■ DATA ROWS ■
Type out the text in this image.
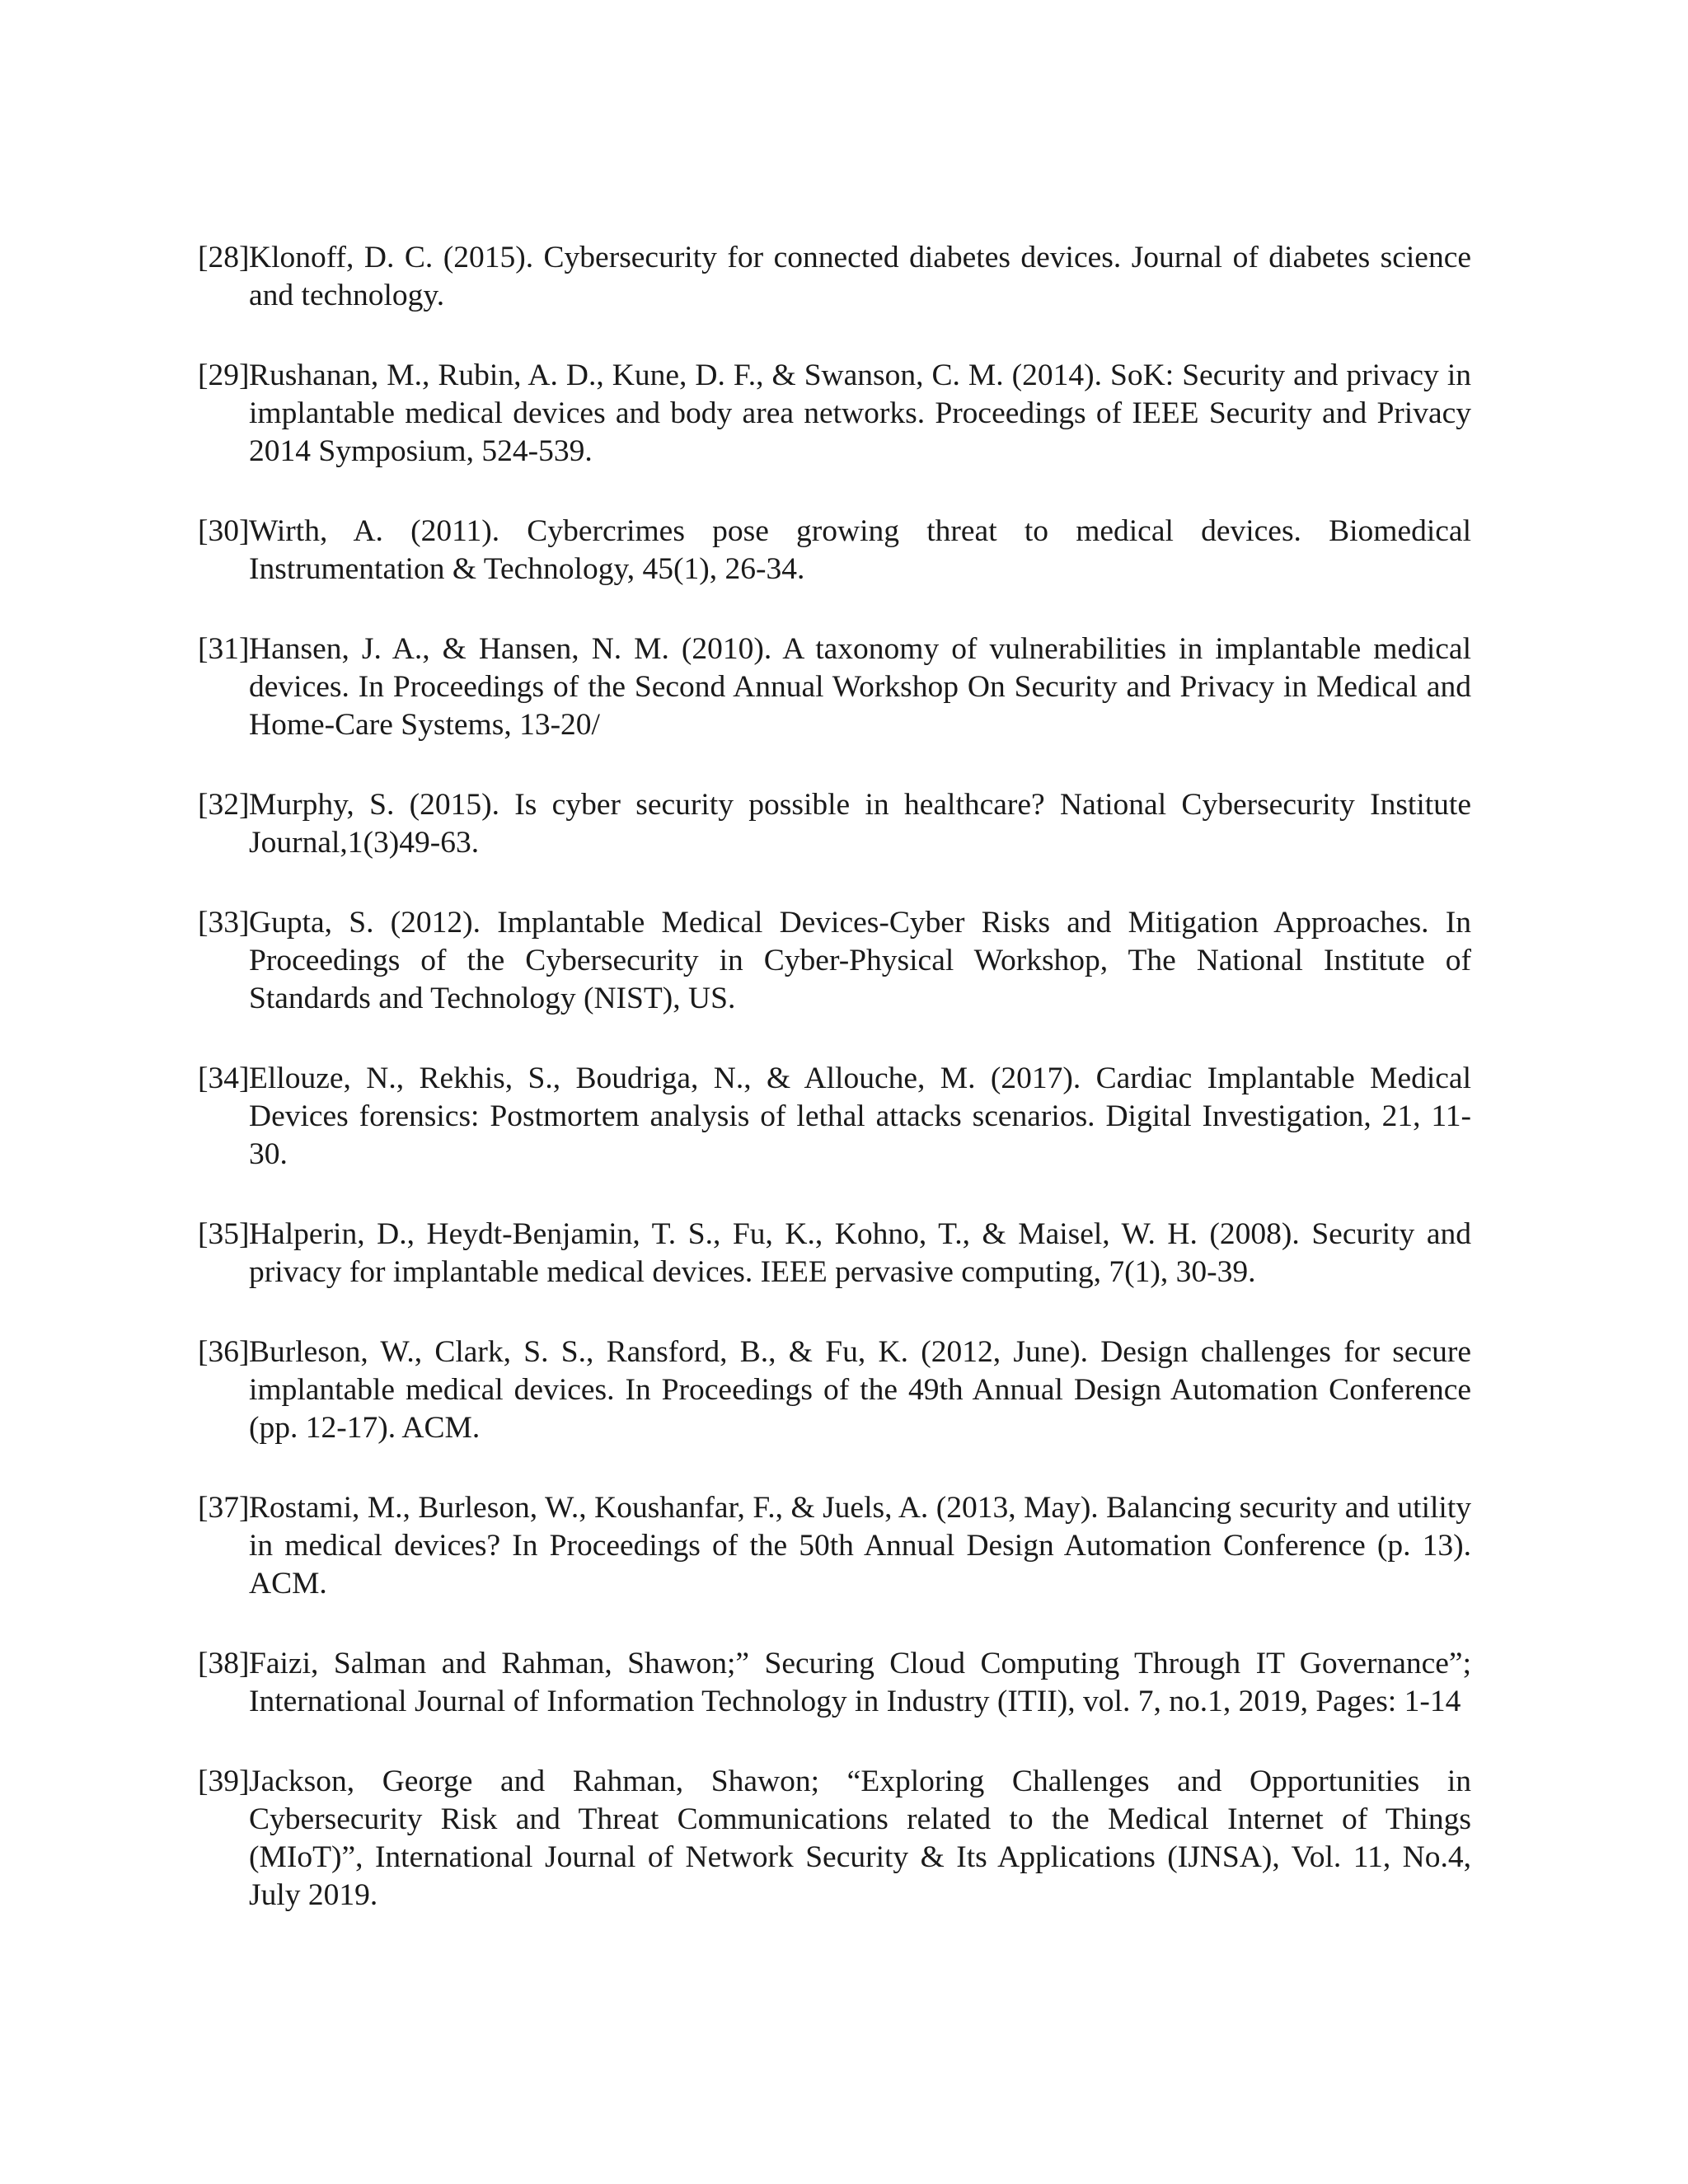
[28] Klonoff, D. C. (2015). Cybersecurity for connected diabetes devices. Journal of diabetes science and technology.
[29] Rushanan, M., Rubin, A. D., Kune, D. F., & Swanson, C. M. (2014). SoK: Security and privacy in implantable medical devices and body area networks. Proceedings of IEEE Security and Privacy 2014 Symposium, 524-539.
[30] Wirth, A. (2011). Cybercrimes pose growing threat to medical devices. Biomedical Instrumentation & Technology, 45(1), 26-34.
[31] Hansen, J. A., & Hansen, N. M. (2010). A taxonomy of vulnerabilities in implantable medical devices. In Proceedings of the Second Annual Workshop On Security and Privacy in Medical and Home-Care Systems, 13-20/
[32] Murphy, S. (2015). Is cyber security possible in healthcare? National Cybersecurity Institute Journal,1(3)49-63.
[33] Gupta, S. (2012). Implantable Medical Devices-Cyber Risks and Mitigation Approaches. In Proceedings of the Cybersecurity in Cyber-Physical Workshop, The National Institute of Standards and Technology (NIST), US.
[34] Ellouze, N., Rekhis, S., Boudriga, N., & Allouche, M. (2017). Cardiac Implantable Medical Devices forensics: Postmortem analysis of lethal attacks scenarios. Digital Investigation, 21, 11- 30.
[35] Halperin, D., Heydt-Benjamin, T. S., Fu, K., Kohno, T., & Maisel, W. H. (2008). Security and privacy for implantable medical devices. IEEE pervasive computing, 7(1), 30-39.
[36] Burleson, W., Clark, S. S., Ransford, B., & Fu, K. (2012, June). Design challenges for secure implantable medical devices. In Proceedings of the 49th Annual Design Automation Conference (pp. 12-17). ACM.
[37] Rostami, M., Burleson, W., Koushanfar, F., & Juels, A. (2013, May). Balancing security and utility in medical devices? In Proceedings of the 50th Annual Design Automation Conference (p. 13). ACM.
[38] Faizi, Salman and Rahman, Shawon;” Securing Cloud Computing Through IT Governance”; International Journal of Information Technology in Industry (ITII), vol. 7, no.1, 2019, Pages: 1-14
[39] Jackson, George and Rahman, Shawon; “Exploring Challenges and Opportunities in Cybersecurity Risk and Threat Communications related to the Medical Internet of Things (MIoT)”, International Journal of Network Security & Its Applications (IJNSA), Vol. 11, No.4, July 2019.
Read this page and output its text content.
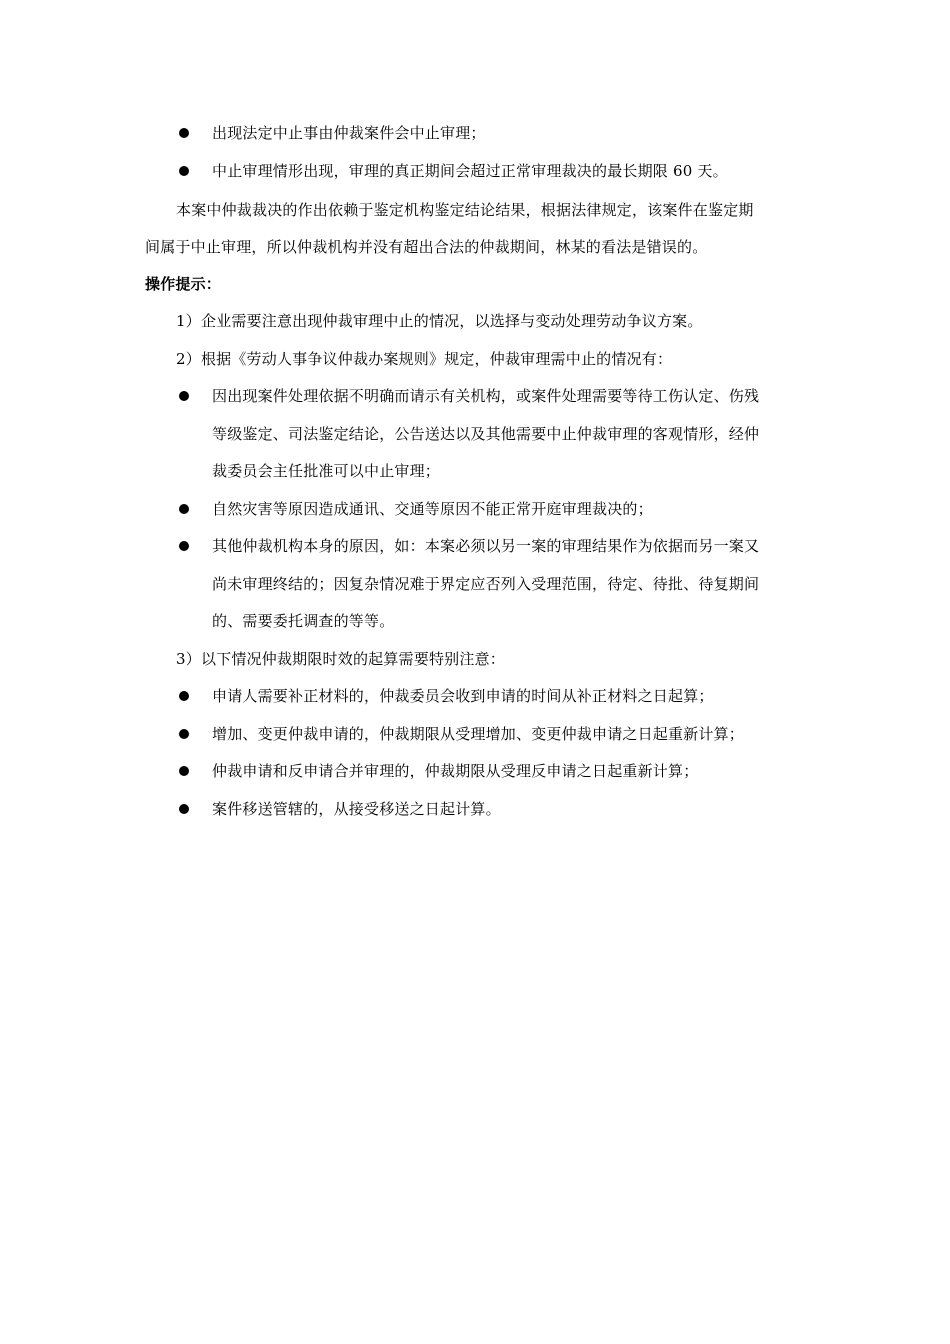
出现法定中止事由仲裁案件会中止审理；
中止审理情形出现，审理的真正期间会超过正常审理裁决的最长期限 60 天。
本案中仲裁裁决的作出依赖于鉴定机构鉴定结论结果，根据法律规定，该案件在鉴定期
间属于中止审理，所以仲裁机构并没有超出合法的仲裁期间，林某的看法是错误的。
操作提示：
1）企业需要注意出现仲裁审理中止的情况，以选择与变动处理劳动争议方案。
2）根据《劳动人事争议仲裁办案规则》规定，仲裁审理需中止的情况有：
因出现案件处理依据不明确而请示有关机构，或案件处理需要等待工伤认定、伤残
等级鉴定、司法鉴定结论，公告送达以及其他需要中止仲裁审理的客观情形，经仲
裁委员会主任批准可以中止审理；
自然灾害等原因造成通讯、交通等原因不能正常开庭审理裁决的；
其他仲裁机构本身的原因，如：本案必须以另一案的审理结果作为依据而另一案又
尚未审理终结的；因复杂情况难于界定应否列入受理范围，待定、待批、待复期间
的、需要委托调查的等等。
3）以下情况仲裁期限时效的起算需要特别注意：
申请人需要补正材料的，仲裁委员会收到申请的时间从补正材料之日起算；
增加、变更仲裁申请的，仲裁期限从受理增加、变更仲裁申请之日起重新计算；
仲裁申请和反申请合并审理的，仲裁期限从受理反申请之日起重新计算；
案件移送管辖的，从接受移送之日起计算。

■ BRIEF ■
Would you return the data exactly as written, without the pictures?

■ TASK OUTPUT ■
Type out the text in this image.
[28] Klonoff, D. C. (2015). Cybersecurity for connected diabetes devices. Journal of diabetes science and technology.
[29] Rushanan, M., Rubin, A. D., Kune, D. F., & Swanson, C. M. (2014). SoK: Security and privacy in implantable medical devices and body area networks. Proceedings of IEEE Security and Privacy 2014 Symposium, 524-539.
[30] Wirth, A. (2011). Cybercrimes pose growing threat to medical devices. Biomedical Instrumentation & Technology, 45(1), 26-34.
[31] Hansen, J. A., & Hansen, N. M. (2010). A taxonomy of vulnerabilities in implantable medical devices. In Proceedings of the Second Annual Workshop On Security and Privacy in Medical and Home-Care Systems, 13-20/
[32] Murphy, S. (2015). Is cyber security possible in healthcare? National Cybersecurity Institute Journal,1(3)49-63.
[33] Gupta, S. (2012). Implantable Medical Devices-Cyber Risks and Mitigation Approaches. In Proceedings of the Cybersecurity in Cyber-Physical Workshop, The National Institute of Standards and Technology (NIST), US.
[34] Ellouze, N., Rekhis, S., Boudriga, N., & Allouche, M. (2017). Cardiac Implantable Medical Devices forensics: Postmortem analysis of lethal attacks scenarios. Digital Investigation, 21, 11- 30.
[35] Halperin, D., Heydt-Benjamin, T. S., Fu, K., Kohno, T., & Maisel, W. H. (2008). Security and privacy for implantable medical devices. IEEE pervasive computing, 7(1), 30-39.
[36] Burleson, W., Clark, S. S., Ransford, B., & Fu, K. (2012, June). Design challenges for secure implantable medical devices. In Proceedings of the 49th Annual Design Automation Conference (pp. 12-17). ACM.
[37] Rostami, M., Burleson, W., Koushanfar, F., & Juels, A. (2013, May). Balancing security and utility in medical devices? In Proceedings of the 50th Annual Design Automation Conference (p. 13). ACM.
[38] Faizi, Salman and Rahman, Shawon;” Securing Cloud Computing Through IT Governance”; International Journal of Information Technology in Industry (ITII), vol. 7, no.1, 2019, Pages: 1-14
[39] Jackson, George and Rahman, Shawon; “Exploring Challenges and Opportunities in Cybersecurity Risk and Threat Communications related to the Medical Internet of Things (MIoT)”, International Journal of Network Security & Its Applications (IJNSA), Vol. 11, No.4, July 2019.
Read this page and output its text content.
出现法定中止事由仲裁案件会中止审理；
中止审理情形出现，审理的真正期间会超过正常审理裁决的最长期限 60 天。
本案中仲裁裁决的作出依赖于鉴定机构鉴定结论结果，根据法律规定，该案件在鉴定期
间属于中止审理，所以仲裁机构并没有超出合法的仲裁期间，林某的看法是错误的。
操作提示：
1）企业需要注意出现仲裁审理中止的情况，以选择与变动处理劳动争议方案。
2）根据《劳动人事争议仲裁办案规则》规定，仲裁审理需中止的情况有：
因出现案件处理依据不明确而请示有关机构，或案件处理需要等待工伤认定、伤残
等级鉴定、司法鉴定结论，公告送达以及其他需要中止仲裁审理的客观情形，经仲
裁委员会主任批准可以中止审理；
自然灾害等原因造成通讯、交通等原因不能正常开庭审理裁决的；
其他仲裁机构本身的原因，如：本案必须以另一案的审理结果作为依据而另一案又
尚未审理终结的；因复杂情况难于界定应否列入受理范围，待定、待批、待复期间
的、需要委托调查的等等。
3）以下情况仲裁期限时效的起算需要特别注意：
申请人需要补正材料的，仲裁委员会收到申请的时间从补正材料之日起算；
增加、变更仲裁申请的，仲裁期限从受理增加、变更仲裁申请之日起重新计算；
仲裁申请和反申请合并审理的，仲裁期限从受理反申请之日起重新计算；
案件移送管辖的，从接受移送之日起计算。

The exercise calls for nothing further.